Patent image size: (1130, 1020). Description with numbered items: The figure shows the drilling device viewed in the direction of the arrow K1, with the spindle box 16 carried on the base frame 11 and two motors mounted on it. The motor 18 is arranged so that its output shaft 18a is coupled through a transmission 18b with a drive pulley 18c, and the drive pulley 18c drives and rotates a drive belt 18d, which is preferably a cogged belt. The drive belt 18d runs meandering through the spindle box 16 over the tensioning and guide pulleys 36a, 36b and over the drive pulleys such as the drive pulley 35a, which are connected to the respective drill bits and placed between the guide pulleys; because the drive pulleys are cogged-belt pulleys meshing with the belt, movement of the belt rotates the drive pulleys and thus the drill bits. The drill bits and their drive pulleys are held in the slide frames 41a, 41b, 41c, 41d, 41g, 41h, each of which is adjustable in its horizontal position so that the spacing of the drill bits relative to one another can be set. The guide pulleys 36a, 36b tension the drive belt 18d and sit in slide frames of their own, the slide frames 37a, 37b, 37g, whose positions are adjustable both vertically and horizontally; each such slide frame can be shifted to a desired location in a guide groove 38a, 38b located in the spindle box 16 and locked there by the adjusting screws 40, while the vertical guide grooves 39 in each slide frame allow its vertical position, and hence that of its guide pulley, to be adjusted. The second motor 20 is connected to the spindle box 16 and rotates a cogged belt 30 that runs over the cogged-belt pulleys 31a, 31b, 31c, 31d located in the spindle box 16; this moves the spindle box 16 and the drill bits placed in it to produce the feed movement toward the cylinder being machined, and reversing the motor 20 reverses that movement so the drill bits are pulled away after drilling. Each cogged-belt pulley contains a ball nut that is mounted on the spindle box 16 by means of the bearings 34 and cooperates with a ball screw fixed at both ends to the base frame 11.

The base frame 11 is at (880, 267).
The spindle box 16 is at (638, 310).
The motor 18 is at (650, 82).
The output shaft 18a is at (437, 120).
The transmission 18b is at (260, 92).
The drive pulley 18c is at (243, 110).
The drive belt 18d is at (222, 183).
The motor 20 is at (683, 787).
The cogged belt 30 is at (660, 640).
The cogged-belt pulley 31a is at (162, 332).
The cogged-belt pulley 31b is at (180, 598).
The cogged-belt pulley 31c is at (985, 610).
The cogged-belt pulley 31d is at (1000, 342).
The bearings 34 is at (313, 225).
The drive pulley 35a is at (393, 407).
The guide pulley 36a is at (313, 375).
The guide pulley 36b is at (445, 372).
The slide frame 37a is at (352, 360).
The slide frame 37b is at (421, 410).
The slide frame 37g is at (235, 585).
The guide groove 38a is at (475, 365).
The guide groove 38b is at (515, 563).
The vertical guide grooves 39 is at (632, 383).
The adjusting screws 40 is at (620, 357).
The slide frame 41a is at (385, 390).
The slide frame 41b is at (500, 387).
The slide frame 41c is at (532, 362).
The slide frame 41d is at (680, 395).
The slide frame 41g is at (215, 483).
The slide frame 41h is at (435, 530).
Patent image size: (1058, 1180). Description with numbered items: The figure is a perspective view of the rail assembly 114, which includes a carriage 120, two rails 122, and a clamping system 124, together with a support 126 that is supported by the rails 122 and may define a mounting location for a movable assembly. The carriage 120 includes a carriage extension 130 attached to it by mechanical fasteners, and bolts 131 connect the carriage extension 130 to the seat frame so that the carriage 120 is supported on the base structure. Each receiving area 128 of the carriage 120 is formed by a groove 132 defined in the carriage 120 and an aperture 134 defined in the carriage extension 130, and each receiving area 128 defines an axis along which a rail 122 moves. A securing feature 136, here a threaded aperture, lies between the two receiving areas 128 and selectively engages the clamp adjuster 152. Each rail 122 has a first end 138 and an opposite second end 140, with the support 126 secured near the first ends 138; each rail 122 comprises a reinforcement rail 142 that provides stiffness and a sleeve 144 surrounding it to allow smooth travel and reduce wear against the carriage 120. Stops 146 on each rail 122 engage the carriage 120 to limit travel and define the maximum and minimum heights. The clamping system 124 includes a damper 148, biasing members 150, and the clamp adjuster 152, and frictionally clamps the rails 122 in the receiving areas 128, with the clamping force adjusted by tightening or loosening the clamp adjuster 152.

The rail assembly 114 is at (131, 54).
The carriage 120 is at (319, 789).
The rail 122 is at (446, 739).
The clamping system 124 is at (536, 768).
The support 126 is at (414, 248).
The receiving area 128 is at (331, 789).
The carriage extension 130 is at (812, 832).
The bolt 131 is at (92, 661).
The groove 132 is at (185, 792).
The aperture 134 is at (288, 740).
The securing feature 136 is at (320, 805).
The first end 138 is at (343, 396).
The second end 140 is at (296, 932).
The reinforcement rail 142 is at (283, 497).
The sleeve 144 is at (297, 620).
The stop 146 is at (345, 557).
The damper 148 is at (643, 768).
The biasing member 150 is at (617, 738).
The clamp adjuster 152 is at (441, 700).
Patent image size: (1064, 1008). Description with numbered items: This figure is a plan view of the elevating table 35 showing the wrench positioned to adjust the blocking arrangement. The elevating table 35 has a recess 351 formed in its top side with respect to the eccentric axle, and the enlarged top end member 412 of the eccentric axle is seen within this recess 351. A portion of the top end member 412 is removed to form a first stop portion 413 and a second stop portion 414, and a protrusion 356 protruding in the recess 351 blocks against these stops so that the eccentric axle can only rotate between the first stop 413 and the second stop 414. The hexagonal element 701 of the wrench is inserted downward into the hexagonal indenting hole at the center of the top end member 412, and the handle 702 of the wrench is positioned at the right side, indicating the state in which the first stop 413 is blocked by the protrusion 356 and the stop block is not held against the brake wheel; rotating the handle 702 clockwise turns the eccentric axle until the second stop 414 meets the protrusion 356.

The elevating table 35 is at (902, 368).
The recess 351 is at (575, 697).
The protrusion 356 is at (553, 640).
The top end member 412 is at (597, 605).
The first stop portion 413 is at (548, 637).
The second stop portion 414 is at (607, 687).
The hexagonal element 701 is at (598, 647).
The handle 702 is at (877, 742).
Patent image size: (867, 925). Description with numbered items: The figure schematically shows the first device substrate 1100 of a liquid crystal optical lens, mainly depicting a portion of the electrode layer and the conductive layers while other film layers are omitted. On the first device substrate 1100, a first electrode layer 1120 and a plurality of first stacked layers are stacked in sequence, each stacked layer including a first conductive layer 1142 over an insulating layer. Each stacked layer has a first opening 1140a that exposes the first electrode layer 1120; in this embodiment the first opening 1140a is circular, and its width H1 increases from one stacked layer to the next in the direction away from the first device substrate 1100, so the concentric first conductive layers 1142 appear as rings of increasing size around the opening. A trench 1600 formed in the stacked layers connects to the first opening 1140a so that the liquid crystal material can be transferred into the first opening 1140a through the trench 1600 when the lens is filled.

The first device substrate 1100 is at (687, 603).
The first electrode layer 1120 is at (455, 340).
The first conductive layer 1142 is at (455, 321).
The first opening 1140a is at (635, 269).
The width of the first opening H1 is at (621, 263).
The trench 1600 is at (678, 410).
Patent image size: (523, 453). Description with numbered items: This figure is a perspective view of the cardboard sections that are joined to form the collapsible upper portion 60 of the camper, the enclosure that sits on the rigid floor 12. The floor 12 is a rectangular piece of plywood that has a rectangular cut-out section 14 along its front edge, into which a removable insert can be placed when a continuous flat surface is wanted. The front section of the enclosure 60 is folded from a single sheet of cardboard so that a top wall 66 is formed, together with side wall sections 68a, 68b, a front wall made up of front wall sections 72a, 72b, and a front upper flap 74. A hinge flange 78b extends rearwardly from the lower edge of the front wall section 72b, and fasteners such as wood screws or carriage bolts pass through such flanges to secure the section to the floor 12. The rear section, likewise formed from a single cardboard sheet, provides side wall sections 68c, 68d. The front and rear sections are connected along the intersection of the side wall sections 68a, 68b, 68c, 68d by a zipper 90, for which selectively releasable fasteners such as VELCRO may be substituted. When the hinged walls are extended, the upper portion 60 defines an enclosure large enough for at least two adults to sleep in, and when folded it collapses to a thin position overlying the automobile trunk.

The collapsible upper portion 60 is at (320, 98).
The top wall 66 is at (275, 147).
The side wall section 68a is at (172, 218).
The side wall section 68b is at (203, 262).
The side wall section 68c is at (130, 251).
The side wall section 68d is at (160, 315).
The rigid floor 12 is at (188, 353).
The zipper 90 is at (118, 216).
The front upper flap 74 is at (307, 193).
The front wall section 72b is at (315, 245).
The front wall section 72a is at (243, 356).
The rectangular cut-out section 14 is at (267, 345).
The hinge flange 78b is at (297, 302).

#### What you are asked to do
Format the entries from the line with "Patent image size: (867, 925)." up to and including the line with "The trench 1600 is at (678, 410)." as a two-column CSV with the header text,answer and one row per entry. Put the entry's text in the first column and its answer in the second, each as a single quoted field with line breaks replaced by spaces.

#### Full solution
text,answer
"Patent image size: (867, 925). Description with numbered items: The figure schematically shows the first device substrate 1100 of a liquid crystal optical lens, mainly depicting a portion of the electrode layer and the conductive layers while other film layers are omitted. On the first device substrate 1100, a first electrode layer 1120 and a plurality of first stacked layers are stacked in sequence, each stacked layer including a first conductive layer 1142 over an insulating layer. Each stacked layer has a first opening 1140a that exposes the first electrode layer 1120; in this embodiment the first opening 1140a is circular, and its width H1 increases from one stacked layer to the next in the direction away from the first device substrate 1100, so the concentric first conductive layers 1142 appear as rings of increasing size around the opening. A trench 1600 formed in the stacked layers connects to the first opening 1140a so that the liquid crystal material can be transferred into the first opening 1140a through the trench 1600 when the lens is filled.","The first device substrate 1100 is at (687, 603). The first electrode layer 1120 is at (455, 340). The first conductive layer 1142 is at (455, 321). The first opening 1140a is at (635, 269). The width of the first opening H1 is at (621, 263). The trench 1600 is at (678, 410)."